-- Work instructions --
Extract, from the records beneath this instruction, each line that contains the word "moyen".
━━━ Extracted data
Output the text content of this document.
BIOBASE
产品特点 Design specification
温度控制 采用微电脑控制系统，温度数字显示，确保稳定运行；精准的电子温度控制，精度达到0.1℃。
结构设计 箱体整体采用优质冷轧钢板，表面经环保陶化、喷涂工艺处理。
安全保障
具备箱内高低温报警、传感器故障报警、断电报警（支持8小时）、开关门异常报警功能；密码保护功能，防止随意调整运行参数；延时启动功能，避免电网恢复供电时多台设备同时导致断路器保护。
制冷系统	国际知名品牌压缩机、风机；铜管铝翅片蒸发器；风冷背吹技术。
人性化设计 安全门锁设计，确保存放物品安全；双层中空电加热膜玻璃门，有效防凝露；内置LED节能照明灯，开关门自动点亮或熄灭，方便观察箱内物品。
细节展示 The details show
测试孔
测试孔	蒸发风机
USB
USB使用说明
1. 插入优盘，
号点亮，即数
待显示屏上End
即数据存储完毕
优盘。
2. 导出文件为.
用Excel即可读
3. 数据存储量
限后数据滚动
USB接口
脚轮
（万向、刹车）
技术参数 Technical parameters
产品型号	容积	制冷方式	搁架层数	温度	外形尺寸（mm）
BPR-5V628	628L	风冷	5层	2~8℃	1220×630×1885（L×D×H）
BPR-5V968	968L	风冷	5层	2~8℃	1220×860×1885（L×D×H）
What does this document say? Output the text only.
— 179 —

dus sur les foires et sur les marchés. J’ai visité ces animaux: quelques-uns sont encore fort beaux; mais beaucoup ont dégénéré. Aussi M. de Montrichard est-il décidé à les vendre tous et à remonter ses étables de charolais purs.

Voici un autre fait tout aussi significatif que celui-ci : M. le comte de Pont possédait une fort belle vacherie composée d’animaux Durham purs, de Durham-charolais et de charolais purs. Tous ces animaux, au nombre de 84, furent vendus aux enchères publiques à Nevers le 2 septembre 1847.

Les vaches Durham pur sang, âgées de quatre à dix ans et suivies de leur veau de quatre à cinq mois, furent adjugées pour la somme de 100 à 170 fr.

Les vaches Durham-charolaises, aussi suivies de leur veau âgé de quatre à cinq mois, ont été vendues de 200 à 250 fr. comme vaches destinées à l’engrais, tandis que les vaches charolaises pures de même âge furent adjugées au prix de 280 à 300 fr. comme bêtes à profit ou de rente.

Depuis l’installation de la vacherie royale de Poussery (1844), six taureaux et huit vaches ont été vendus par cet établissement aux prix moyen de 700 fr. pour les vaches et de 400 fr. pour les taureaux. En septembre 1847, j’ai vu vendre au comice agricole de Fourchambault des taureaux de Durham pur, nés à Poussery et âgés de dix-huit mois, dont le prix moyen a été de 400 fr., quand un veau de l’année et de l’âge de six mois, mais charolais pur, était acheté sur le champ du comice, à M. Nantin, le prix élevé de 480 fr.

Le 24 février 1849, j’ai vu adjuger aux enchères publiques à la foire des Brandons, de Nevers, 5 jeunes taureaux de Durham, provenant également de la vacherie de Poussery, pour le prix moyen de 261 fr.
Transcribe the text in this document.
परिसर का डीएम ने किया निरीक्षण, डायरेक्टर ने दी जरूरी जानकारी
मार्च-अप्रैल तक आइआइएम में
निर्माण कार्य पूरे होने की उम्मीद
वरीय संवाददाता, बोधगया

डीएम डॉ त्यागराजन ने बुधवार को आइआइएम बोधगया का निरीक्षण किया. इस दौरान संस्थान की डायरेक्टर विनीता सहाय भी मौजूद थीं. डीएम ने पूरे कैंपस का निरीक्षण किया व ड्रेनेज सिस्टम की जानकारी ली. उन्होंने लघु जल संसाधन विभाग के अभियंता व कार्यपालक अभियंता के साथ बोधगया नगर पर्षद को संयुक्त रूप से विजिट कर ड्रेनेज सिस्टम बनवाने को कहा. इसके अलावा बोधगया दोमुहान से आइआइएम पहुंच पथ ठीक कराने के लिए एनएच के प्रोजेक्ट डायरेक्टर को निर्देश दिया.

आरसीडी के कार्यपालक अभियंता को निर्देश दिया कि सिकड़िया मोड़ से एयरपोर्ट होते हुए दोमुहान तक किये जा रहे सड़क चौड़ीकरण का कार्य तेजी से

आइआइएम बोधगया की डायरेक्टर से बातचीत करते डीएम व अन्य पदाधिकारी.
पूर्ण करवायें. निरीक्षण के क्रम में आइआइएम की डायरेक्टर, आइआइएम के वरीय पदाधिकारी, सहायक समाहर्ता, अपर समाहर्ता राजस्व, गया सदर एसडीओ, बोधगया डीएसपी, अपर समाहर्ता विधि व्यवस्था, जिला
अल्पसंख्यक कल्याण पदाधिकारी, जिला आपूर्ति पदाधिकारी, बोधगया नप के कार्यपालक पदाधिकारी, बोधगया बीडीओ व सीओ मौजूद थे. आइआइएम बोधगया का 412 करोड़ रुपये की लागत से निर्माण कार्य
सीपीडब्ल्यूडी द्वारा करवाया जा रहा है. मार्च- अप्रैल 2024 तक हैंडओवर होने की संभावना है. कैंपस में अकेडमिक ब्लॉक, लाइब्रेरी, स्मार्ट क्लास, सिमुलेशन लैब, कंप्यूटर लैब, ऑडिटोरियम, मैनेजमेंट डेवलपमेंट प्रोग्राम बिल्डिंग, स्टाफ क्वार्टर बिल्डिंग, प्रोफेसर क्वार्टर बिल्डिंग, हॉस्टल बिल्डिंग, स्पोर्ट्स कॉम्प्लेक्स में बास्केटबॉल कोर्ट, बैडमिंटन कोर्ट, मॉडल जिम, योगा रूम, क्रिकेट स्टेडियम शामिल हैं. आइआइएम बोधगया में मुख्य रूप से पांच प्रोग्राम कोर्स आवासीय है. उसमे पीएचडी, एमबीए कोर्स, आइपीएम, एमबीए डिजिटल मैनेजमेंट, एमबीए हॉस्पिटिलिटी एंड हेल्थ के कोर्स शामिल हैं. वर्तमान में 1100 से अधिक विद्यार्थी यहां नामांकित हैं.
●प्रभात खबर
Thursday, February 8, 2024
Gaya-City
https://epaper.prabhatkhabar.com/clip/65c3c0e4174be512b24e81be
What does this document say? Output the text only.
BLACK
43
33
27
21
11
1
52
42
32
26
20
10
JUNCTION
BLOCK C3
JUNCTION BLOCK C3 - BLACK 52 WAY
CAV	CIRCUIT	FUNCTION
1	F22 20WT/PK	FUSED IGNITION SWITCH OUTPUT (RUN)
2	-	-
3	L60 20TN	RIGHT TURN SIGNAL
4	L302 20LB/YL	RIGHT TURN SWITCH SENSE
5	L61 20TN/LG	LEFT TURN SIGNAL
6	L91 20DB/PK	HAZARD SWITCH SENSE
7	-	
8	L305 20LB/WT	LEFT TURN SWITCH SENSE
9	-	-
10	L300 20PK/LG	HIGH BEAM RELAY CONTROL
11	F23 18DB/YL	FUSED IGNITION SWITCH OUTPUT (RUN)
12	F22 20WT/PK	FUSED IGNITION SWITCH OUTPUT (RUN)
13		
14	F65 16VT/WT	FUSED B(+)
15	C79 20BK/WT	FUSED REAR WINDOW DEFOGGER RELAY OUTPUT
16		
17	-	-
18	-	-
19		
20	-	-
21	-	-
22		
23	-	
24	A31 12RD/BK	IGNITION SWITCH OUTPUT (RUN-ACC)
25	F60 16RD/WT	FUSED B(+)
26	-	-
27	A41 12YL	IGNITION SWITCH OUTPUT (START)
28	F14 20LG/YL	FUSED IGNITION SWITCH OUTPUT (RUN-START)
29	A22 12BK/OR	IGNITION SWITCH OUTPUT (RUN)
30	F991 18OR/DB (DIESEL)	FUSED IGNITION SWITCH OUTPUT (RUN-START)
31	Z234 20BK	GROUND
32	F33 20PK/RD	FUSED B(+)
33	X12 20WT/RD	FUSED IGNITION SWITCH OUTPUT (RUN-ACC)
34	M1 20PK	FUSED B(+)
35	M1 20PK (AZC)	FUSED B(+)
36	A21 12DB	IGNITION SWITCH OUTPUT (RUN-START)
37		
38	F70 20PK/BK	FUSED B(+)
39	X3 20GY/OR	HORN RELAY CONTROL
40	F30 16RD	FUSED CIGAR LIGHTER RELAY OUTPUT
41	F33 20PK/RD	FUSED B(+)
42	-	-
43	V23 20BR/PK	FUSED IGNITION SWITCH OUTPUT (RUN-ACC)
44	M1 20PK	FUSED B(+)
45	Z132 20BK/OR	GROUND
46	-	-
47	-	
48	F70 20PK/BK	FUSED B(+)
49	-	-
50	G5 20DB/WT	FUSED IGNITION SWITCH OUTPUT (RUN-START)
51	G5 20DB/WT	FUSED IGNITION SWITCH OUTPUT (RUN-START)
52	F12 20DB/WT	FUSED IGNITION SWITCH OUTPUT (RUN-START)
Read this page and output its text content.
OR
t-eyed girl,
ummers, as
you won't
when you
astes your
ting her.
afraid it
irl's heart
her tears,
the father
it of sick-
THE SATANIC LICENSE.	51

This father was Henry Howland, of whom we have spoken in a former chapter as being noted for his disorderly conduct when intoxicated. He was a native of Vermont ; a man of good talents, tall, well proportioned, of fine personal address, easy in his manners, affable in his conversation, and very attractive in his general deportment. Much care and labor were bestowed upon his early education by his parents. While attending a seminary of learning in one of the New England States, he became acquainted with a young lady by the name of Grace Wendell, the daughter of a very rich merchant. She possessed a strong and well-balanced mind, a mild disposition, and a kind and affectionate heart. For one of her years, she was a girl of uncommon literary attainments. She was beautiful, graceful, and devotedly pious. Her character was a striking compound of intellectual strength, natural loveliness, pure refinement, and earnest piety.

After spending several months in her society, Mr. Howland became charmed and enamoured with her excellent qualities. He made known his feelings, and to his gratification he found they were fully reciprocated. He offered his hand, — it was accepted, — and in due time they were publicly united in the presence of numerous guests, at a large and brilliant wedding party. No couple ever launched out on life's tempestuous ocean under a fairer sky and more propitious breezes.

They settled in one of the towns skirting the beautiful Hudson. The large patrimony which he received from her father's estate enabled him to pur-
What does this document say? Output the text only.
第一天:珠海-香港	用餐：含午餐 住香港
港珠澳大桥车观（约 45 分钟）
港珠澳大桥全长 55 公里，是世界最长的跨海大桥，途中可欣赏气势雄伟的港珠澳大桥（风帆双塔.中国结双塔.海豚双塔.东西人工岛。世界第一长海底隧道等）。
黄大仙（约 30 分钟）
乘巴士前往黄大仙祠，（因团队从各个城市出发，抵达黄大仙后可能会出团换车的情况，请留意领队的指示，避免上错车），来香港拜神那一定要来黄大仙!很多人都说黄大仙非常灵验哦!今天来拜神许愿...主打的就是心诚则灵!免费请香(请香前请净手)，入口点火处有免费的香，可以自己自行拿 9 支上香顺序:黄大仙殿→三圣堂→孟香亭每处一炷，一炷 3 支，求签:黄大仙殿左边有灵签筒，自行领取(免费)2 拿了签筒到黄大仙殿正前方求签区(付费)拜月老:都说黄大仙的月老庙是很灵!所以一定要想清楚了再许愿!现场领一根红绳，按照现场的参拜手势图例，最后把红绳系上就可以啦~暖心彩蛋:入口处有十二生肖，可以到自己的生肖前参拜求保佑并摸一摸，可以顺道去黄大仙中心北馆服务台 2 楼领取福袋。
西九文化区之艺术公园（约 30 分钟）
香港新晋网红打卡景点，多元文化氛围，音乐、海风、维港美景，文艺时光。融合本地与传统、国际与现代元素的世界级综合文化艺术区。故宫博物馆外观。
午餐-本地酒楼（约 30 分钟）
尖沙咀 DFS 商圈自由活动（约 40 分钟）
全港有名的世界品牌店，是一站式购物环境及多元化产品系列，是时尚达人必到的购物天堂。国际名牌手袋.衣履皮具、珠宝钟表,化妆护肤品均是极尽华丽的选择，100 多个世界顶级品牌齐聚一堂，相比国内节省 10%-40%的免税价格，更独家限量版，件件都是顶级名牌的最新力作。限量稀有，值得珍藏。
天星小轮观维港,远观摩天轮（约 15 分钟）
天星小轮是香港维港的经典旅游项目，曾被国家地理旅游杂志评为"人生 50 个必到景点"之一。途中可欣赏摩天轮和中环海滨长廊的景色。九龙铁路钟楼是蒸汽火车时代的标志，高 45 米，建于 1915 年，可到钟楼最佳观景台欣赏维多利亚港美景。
━━━━━━
-- Exercise result --
Depuis l’installation de la vacherie royale de Poussery (1844), six taureaux et huit vaches ont été vendus par cet établissement aux prix moyen de 700 fr. pour les vaches et de 400 fr. pour les taureaux. En septembre 1847, j’ai vu vendre au comice agricole de Fourchambault des taureaux de Durham pur, nés à Poussery et âgés de dix-huit mois, dont le prix moyen a été de 400 fr., quand un veau de l’année et de l’âge de six mois, mais charolais pur, était acheté sur le champ du comice, à M. Nantin, le prix élevé de 480 fr.
Le 24 février 1849, j’ai vu adjuger aux enchères publiques à la foire des Brandons, de Nevers, 5 jeunes taureaux de Durham, provenant également de la vacherie de Poussery, pour le prix moyen de 261 fr.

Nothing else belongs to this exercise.